══ Given records ══
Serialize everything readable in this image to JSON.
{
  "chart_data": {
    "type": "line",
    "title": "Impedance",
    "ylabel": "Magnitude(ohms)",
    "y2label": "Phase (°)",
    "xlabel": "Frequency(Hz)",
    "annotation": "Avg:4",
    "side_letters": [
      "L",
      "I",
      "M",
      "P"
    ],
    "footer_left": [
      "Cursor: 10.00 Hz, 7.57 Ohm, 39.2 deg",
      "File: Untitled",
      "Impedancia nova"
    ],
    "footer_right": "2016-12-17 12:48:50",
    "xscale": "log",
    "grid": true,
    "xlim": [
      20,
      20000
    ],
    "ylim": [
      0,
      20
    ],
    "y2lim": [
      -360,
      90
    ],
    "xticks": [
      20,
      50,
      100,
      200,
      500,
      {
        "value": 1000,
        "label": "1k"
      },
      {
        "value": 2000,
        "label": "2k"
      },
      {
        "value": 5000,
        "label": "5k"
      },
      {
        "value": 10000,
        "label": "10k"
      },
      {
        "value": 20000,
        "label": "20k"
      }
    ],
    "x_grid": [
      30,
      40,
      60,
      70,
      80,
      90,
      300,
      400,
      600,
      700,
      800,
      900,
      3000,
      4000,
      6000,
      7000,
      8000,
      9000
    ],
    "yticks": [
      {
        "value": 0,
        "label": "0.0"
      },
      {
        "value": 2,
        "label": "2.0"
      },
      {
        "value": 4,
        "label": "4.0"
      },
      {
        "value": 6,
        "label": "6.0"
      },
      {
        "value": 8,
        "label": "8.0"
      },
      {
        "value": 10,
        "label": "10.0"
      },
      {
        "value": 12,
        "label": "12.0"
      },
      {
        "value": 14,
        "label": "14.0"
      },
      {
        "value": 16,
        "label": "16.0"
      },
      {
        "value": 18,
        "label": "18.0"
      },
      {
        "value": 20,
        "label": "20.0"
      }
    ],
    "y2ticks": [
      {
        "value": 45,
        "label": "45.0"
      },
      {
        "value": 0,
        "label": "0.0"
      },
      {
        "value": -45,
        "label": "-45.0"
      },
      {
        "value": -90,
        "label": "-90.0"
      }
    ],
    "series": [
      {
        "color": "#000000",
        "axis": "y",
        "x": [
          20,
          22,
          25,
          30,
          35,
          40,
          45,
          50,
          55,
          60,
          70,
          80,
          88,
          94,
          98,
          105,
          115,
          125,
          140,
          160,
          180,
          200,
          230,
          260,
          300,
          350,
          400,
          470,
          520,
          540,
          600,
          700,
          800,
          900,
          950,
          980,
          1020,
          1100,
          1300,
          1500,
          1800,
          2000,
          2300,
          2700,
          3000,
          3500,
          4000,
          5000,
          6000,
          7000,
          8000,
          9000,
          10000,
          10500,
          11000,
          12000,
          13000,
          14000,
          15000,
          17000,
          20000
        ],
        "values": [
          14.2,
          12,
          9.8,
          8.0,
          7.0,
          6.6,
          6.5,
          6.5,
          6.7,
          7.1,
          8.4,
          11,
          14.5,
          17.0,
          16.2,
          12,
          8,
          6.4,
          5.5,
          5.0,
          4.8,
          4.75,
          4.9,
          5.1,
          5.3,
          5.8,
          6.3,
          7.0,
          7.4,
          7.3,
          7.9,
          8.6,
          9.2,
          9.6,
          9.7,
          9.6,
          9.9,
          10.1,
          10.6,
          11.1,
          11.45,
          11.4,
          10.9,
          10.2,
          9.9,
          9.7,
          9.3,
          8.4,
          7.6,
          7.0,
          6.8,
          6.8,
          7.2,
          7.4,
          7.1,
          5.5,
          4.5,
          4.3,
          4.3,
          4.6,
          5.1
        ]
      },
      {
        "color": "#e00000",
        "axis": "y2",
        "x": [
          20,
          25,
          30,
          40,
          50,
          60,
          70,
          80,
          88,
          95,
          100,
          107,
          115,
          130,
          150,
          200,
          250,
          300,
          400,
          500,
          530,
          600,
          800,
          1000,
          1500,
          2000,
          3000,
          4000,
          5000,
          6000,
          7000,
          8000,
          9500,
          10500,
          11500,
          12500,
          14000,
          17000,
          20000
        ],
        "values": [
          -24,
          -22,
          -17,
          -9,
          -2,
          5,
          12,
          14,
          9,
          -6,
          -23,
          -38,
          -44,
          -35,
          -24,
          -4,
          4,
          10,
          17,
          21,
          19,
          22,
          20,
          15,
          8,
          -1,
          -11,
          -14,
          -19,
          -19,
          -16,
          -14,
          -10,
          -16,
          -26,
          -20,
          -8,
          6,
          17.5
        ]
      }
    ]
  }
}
═══
Copy each record from above without leaving any out.

▶ **Answer for the task**:
Serialize everything readable in this image to JSON.
{
  "chart_data": {
    "type": "line",
    "title": "Impedance",
    "ylabel": "Magnitude(ohms)",
    "y2label": "Phase (°)",
    "xlabel": "Frequency(Hz)",
    "annotation": "Avg:4",
    "side_letters": [
      "L",
      "I",
      "M",
      "P"
    ],
    "footer_left": [
      "Cursor: 10.00 Hz, 7.57 Ohm, 39.2 deg",
      "File: Untitled",
      "Impedancia nova"
    ],
    "footer_right": "2016-12-17 12:48:50",
    "xscale": "log",
    "grid": true,
    "xlim": [
      20,
      20000
    ],
    "ylim": [
      0,
      20
    ],
    "y2lim": [
      -360,
      90
    ],
    "xticks": [
      20,
      50,
      100,
      200,
      500,
      {
        "value": 1000,
        "label": "1k"
      },
      {
        "value": 2000,
        "label": "2k"
      },
      {
        "value": 5000,
        "label": "5k"
      },
      {
        "value": 10000,
        "label": "10k"
      },
      {
        "value": 20000,
        "label": "20k"
      }
    ],
    "x_grid": [
      30,
      40,
      60,
      70,
      80,
      90,
      300,
      400,
      600,
      700,
      800,
      900,
      3000,
      4000,
      6000,
      7000,
      8000,
      9000
    ],
    "yticks": [
      {
        "value": 0,
        "label": "0.0"
      },
      {
        "value": 2,
        "label": "2.0"
      },
      {
        "value": 4,
        "label": "4.0"
      },
      {
        "value": 6,
        "label": "6.0"
      },
      {
        "value": 8,
        "label": "8.0"
      },
      {
        "value": 10,
        "label": "10.0"
      },
      {
        "value": 12,
        "label": "12.0"
      },
      {
        "value": 14,
        "label": "14.0"
      },
      {
        "value": 16,
        "label": "16.0"
      },
      {
        "value": 18,
        "label": "18.0"
      },
      {
        "value": 20,
        "label": "20.0"
      }
    ],
    "y2ticks": [
      {
        "value": 45,
        "label": "45.0"
      },
      {
        "value": 0,
        "label": "0.0"
      },
      {
        "value": -45,
        "label": "-45.0"
      },
      {
        "value": -90,
        "label": "-90.0"
      }
    ],
    "series": [
      {
        "color": "#000000",
        "axis": "y",
        "x": [
          20,
          22,
          25,
          30,
          35,
          40,
          45,
          50,
          55,
          60,
          70,
          80,
          88,
          94,
          98,
          105,
          115,
          125,
          140,
          160,
          180,
          200,
          230,
          260,
          300,
          350,
          400,
          470,
          520,
          540,
          600,
          700,
          800,
          900,
          950,
          980,
          1020,
          1100,
          1300,
          1500,
          1800,
          2000,
          2300,
          2700,
          3000,
          3500,
          4000,
          5000,
          6000,
          7000,
          8000,
          9000,
          10000,
          10500,
          11000,
          12000,
          13000,
          14000,
          15000,
          17000,
          20000
        ],
        "values": [
          14.2,
          12,
          9.8,
          8.0,
          7.0,
          6.6,
          6.5,
          6.5,
          6.7,
          7.1,
          8.4,
          11,
          14.5,
          17.0,
          16.2,
          12,
          8,
          6.4,
          5.5,
          5.0,
          4.8,
          4.75,
          4.9,
          5.1,
          5.3,
          5.8,
          6.3,
          7.0,
          7.4,
          7.3,
          7.9,
          8.6,
          9.2,
          9.6,
          9.7,
          9.6,
          9.9,
          10.1,
          10.6,
          11.1,
          11.45,
          11.4,
          10.9,
          10.2,
          9.9,
          9.7,
          9.3,
          8.4,
          7.6,
          7.0,
          6.8,
          6.8,
          7.2,
          7.4,
          7.1,
          5.5,
          4.5,
          4.3,
          4.3,
          4.6,
          5.1
        ]
      },
      {
        "color": "#e00000",
        "axis": "y2",
        "x": [
          20,
          25,
          30,
          40,
          50,
          60,
          70,
          80,
          88,
          95,
          100,
          107,
          115,
          130,
          150,
          200,
          250,
          300,
          400,
          500,
          530,
          600,
          800,
          1000,
          1500,
          2000,
          3000,
          4000,
          5000,
          6000,
          7000,
          8000,
          9500,
          10500,
          11500,
          12500,
          14000,
          17000,
          20000
        ],
        "values": [
          -24,
          -22,
          -17,
          -9,
          -2,
          5,
          12,
          14,
          9,
          -6,
          -23,
          -38,
          -44,
          -35,
          -24,
          -4,
          4,
          10,
          17,
          21,
          19,
          22,
          20,
          15,
          8,
          -1,
          -11,
          -14,
          -19,
          -19,
          -16,
          -14,
          -10,
          -16,
          -26,
          -20,
          -8,
          6,
          17.5
        ]
      }
    ]
  }
}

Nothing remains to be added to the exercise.